--- start of DATA LINES ---
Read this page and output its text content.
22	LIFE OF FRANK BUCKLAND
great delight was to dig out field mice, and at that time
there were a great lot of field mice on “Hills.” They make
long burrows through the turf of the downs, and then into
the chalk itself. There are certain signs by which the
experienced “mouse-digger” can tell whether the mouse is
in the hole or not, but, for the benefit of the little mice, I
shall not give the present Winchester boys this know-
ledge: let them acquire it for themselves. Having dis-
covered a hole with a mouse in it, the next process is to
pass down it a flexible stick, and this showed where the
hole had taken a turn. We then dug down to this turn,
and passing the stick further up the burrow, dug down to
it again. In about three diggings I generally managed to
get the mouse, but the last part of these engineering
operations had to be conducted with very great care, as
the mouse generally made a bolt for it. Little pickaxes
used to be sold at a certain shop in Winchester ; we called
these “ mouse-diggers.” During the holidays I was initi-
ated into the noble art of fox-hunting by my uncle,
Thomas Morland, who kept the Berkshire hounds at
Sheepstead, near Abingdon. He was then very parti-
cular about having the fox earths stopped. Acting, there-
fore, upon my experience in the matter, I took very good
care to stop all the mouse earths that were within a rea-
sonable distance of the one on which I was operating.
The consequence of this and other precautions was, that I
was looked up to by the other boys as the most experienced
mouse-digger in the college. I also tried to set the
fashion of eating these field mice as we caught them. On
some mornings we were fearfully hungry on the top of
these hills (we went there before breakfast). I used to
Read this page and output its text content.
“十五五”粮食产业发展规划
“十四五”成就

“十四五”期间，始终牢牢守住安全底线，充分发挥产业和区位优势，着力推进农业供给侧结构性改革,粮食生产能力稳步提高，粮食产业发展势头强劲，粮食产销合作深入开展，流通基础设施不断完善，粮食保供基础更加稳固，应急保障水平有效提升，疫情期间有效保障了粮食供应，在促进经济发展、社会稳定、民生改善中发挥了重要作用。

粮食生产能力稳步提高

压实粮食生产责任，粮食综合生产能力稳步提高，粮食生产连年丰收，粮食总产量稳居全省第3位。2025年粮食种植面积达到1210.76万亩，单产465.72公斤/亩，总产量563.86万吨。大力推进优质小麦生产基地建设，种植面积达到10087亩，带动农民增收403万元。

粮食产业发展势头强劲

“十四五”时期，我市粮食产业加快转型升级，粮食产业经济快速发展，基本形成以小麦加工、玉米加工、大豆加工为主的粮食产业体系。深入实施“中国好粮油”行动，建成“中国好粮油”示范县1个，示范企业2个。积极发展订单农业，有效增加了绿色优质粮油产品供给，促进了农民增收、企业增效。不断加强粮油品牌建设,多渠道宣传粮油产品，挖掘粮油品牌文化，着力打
--- end of DATA LINES ---
## REQUEST
Copy, from the material, each line that holds the string "Winchester".

## SOLUTION TO THIS PROBLEM
shall not give the present Winchester boys this know-
used to be sold at a certain shop in Winchester ; we called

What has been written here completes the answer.